Short problem
Return the count of lines with the string "text" in them, and nothing else.

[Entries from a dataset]
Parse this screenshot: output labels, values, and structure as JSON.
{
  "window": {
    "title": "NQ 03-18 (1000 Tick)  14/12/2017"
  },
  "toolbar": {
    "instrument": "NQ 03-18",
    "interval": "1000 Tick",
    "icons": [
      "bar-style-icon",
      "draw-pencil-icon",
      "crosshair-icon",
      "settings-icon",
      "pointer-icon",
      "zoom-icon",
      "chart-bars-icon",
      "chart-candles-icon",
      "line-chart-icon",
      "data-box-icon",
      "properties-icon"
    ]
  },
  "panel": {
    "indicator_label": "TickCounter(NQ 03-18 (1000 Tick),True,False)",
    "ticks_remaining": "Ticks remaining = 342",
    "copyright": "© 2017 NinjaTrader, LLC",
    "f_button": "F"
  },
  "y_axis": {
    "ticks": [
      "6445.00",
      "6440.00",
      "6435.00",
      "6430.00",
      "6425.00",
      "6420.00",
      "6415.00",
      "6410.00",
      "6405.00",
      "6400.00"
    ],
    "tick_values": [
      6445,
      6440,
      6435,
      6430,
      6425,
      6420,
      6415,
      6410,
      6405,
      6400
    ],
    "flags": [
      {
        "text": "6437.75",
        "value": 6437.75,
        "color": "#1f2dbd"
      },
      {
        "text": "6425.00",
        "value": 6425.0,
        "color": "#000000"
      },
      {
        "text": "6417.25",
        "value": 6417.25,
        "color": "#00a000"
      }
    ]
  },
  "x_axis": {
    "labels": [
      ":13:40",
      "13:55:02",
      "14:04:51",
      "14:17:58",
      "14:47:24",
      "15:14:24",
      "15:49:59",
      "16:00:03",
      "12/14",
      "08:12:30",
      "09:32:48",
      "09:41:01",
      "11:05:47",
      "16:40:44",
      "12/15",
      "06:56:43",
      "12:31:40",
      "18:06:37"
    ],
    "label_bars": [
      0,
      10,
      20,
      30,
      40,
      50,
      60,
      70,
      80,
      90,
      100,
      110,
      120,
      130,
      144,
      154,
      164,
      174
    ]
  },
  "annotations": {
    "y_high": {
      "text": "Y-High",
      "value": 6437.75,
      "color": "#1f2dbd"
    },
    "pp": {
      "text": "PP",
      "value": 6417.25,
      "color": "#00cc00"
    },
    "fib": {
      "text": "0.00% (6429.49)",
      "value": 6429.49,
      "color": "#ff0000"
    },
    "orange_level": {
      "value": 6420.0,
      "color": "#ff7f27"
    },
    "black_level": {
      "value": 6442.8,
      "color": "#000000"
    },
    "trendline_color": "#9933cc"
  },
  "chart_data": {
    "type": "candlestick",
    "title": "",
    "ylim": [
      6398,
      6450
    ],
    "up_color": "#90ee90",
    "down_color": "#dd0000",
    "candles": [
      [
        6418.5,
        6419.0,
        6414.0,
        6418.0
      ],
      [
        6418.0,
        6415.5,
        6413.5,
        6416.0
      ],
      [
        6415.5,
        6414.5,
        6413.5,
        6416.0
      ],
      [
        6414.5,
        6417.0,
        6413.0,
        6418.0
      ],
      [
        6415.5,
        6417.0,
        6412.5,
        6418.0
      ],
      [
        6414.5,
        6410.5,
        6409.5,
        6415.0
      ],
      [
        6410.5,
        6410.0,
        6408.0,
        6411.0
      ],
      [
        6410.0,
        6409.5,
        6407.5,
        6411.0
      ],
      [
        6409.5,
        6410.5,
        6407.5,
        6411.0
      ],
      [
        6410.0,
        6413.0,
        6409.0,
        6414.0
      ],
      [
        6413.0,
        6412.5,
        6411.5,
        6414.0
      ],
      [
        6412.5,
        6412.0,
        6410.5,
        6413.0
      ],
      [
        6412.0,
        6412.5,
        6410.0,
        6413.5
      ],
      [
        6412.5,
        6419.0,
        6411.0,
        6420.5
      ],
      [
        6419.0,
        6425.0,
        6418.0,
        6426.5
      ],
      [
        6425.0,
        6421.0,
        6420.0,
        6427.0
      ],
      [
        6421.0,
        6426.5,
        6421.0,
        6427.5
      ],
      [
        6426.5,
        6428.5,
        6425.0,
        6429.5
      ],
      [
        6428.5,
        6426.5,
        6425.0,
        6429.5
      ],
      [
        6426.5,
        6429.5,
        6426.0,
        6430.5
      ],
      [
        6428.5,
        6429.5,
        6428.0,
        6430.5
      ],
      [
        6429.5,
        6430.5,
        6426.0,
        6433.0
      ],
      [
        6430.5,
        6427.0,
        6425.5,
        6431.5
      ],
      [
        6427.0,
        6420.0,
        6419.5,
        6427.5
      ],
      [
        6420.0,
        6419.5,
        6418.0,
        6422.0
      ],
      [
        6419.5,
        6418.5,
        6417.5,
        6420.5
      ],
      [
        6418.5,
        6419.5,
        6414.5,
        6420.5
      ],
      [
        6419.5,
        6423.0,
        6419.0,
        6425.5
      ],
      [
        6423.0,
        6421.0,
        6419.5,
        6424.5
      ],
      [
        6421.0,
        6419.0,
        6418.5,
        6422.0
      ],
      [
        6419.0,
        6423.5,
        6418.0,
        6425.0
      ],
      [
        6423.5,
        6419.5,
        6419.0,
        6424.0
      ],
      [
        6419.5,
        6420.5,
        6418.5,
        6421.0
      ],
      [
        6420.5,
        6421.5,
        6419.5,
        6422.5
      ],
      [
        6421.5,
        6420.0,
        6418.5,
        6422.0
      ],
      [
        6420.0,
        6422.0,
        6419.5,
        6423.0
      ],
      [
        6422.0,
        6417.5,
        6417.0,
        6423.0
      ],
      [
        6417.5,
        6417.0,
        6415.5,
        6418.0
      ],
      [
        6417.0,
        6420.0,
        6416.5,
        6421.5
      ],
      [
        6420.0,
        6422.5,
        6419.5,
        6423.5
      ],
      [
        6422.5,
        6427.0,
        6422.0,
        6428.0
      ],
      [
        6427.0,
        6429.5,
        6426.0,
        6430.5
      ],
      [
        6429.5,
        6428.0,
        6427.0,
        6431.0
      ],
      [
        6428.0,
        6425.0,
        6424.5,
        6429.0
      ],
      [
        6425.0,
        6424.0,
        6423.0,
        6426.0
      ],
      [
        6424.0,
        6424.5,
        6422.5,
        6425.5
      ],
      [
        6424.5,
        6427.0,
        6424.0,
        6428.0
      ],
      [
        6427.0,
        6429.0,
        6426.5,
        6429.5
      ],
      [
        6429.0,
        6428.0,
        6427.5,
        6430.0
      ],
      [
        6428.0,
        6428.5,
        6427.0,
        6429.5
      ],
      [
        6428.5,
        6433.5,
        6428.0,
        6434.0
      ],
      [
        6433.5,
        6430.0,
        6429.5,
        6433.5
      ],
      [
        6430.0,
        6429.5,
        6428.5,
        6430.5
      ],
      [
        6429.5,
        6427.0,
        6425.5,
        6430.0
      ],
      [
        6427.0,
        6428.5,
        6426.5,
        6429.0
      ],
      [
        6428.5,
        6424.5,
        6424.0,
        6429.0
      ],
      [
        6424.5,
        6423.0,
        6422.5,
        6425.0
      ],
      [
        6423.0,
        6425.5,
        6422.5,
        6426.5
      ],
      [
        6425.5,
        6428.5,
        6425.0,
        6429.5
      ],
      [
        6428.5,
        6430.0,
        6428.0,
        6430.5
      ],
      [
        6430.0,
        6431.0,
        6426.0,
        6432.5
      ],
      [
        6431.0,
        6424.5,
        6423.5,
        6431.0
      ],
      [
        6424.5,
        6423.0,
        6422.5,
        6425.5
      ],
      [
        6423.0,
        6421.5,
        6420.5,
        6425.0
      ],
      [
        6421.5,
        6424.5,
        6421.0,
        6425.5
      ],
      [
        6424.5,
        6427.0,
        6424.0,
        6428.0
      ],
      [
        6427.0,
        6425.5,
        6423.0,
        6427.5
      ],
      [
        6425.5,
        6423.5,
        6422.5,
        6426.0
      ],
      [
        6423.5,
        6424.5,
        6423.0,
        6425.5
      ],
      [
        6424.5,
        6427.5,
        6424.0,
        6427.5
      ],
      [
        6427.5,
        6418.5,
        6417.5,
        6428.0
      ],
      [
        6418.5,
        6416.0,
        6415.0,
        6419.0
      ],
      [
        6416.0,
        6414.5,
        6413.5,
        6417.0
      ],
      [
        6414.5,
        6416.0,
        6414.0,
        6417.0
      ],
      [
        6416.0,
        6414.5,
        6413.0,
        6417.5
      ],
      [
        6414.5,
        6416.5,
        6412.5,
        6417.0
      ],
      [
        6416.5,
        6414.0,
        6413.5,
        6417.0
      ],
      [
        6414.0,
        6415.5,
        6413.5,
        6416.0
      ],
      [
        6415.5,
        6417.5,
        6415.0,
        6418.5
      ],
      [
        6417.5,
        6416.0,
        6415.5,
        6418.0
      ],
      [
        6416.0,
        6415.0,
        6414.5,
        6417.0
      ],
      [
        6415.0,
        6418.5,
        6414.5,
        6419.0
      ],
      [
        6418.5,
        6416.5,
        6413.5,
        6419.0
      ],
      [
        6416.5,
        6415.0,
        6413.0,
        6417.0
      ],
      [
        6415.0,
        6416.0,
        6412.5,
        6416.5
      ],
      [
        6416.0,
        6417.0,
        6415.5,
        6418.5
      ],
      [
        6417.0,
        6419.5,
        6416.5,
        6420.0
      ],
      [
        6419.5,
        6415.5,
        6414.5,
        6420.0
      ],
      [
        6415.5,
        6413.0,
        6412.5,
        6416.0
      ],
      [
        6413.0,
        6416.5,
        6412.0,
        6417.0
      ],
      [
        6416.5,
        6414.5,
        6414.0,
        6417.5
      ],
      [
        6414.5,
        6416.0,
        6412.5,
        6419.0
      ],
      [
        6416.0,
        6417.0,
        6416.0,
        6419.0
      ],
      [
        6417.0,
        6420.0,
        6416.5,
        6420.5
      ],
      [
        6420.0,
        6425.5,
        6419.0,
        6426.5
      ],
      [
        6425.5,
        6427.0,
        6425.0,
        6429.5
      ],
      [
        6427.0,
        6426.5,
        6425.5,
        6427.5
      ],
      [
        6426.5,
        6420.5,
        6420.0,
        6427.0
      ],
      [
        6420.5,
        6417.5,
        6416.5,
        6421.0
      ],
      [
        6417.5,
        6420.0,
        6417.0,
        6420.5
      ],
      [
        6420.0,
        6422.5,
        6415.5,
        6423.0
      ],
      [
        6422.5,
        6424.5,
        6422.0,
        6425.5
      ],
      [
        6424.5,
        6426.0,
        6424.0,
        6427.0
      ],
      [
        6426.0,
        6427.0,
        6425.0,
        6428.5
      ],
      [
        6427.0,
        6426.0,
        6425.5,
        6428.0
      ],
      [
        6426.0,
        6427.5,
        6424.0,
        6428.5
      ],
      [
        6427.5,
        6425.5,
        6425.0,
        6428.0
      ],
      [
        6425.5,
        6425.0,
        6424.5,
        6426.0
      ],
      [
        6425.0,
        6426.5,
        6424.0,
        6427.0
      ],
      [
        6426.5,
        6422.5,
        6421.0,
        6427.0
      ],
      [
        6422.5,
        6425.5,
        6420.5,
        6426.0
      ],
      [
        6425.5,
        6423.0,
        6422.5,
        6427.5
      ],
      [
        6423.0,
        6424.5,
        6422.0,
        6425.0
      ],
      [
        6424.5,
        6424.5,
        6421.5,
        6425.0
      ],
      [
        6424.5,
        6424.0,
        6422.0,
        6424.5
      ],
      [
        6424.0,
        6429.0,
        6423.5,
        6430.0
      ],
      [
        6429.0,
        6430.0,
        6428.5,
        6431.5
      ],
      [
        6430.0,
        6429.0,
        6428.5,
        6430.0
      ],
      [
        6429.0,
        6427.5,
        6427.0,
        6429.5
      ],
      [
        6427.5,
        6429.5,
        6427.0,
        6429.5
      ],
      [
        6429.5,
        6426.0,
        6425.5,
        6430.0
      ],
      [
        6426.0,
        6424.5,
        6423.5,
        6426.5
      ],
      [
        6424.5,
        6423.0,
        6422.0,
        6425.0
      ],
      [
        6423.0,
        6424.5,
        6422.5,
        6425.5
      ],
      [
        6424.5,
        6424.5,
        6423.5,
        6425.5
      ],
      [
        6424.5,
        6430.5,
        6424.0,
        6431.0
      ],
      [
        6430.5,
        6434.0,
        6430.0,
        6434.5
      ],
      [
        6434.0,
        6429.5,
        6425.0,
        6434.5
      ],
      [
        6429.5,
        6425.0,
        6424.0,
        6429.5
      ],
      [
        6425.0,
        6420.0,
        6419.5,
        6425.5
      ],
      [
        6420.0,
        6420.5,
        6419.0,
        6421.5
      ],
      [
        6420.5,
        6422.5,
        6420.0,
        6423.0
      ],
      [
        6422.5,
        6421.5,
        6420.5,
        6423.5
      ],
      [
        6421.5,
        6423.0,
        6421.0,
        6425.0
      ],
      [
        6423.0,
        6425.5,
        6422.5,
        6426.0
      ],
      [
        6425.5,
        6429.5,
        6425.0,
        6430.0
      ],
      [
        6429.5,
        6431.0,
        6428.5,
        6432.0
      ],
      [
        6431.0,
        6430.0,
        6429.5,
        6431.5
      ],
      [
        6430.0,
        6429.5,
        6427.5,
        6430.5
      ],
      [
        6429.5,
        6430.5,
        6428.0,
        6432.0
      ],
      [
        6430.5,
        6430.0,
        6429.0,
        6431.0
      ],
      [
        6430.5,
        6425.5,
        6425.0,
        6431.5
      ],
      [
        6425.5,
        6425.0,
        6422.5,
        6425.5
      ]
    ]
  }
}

Solution
6